**** ENTRIES
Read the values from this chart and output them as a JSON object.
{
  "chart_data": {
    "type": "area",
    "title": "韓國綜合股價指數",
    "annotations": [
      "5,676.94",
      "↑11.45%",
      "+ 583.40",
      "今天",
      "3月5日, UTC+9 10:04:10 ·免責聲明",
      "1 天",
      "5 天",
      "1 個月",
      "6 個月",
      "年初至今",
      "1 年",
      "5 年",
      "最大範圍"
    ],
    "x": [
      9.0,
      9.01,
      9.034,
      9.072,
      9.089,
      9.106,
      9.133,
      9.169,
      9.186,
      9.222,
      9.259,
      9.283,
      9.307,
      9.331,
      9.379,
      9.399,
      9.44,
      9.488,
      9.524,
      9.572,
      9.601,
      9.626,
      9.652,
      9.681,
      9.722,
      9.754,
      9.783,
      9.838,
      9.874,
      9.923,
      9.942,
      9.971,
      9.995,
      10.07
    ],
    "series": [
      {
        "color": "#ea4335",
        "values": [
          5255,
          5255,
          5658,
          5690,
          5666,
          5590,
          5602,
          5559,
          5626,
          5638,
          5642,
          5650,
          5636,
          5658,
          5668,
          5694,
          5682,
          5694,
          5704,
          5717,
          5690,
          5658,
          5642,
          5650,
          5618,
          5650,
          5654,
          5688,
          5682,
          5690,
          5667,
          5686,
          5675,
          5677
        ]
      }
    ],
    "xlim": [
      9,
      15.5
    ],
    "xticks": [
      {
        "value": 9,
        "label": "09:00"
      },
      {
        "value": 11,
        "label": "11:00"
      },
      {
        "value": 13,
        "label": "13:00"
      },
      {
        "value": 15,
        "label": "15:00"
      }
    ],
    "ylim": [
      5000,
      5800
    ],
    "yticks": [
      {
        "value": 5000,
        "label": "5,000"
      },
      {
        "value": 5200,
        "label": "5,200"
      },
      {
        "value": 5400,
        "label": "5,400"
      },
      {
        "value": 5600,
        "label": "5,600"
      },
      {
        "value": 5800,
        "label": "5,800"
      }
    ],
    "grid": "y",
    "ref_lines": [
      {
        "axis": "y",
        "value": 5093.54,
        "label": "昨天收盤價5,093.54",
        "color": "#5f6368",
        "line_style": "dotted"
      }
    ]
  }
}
********
* **SET EXERCISE**: Restate the data above word for word.

* **EXERCISE RESULT**:
Read the values from this chart and output them as a JSON object.
{
  "chart_data": {
    "type": "area",
    "title": "韓國綜合股價指數",
    "annotations": [
      "5,676.94",
      "↑11.45%",
      "+ 583.40",
      "今天",
      "3月5日, UTC+9 10:04:10 ·免責聲明",
      "1 天",
      "5 天",
      "1 個月",
      "6 個月",
      "年初至今",
      "1 年",
      "5 年",
      "最大範圍"
    ],
    "x": [
      9.0,
      9.01,
      9.034,
      9.072,
      9.089,
      9.106,
      9.133,
      9.169,
      9.186,
      9.222,
      9.259,
      9.283,
      9.307,
      9.331,
      9.379,
      9.399,
      9.44,
      9.488,
      9.524,
      9.572,
      9.601,
      9.626,
      9.652,
      9.681,
      9.722,
      9.754,
      9.783,
      9.838,
      9.874,
      9.923,
      9.942,
      9.971,
      9.995,
      10.07
    ],
    "series": [
      {
        "color": "#ea4335",
        "values": [
          5255,
          5255,
          5658,
          5690,
          5666,
          5590,
          5602,
          5559,
          5626,
          5638,
          5642,
          5650,
          5636,
          5658,
          5668,
          5694,
          5682,
          5694,
          5704,
          5717,
          5690,
          5658,
          5642,
          5650,
          5618,
          5650,
          5654,
          5688,
          5682,
          5690,
          5667,
          5686,
          5675,
          5677
        ]
      }
    ],
    "xlim": [
      9,
      15.5
    ],
    "xticks": [
      {
        "value": 9,
        "label": "09:00"
      },
      {
        "value": 11,
        "label": "11:00"
      },
      {
        "value": 13,
        "label": "13:00"
      },
      {
        "value": 15,
        "label": "15:00"
      }
    ],
    "ylim": [
      5000,
      5800
    ],
    "yticks": [
      {
        "value": 5000,
        "label": "5,000"
      },
      {
        "value": 5200,
        "label": "5,200"
      },
      {
        "value": 5400,
        "label": "5,400"
      },
      {
        "value": 5600,
        "label": "5,600"
      },
      {
        "value": 5800,
        "label": "5,800"
      }
    ],
    "grid": "y",
    "ref_lines": [
      {
        "axis": "y",
        "value": 5093.54,
        "label": "昨天收盤價5,093.54",
        "color": "#5f6368",
        "line_style": "dotted"
      }
    ]
  }
}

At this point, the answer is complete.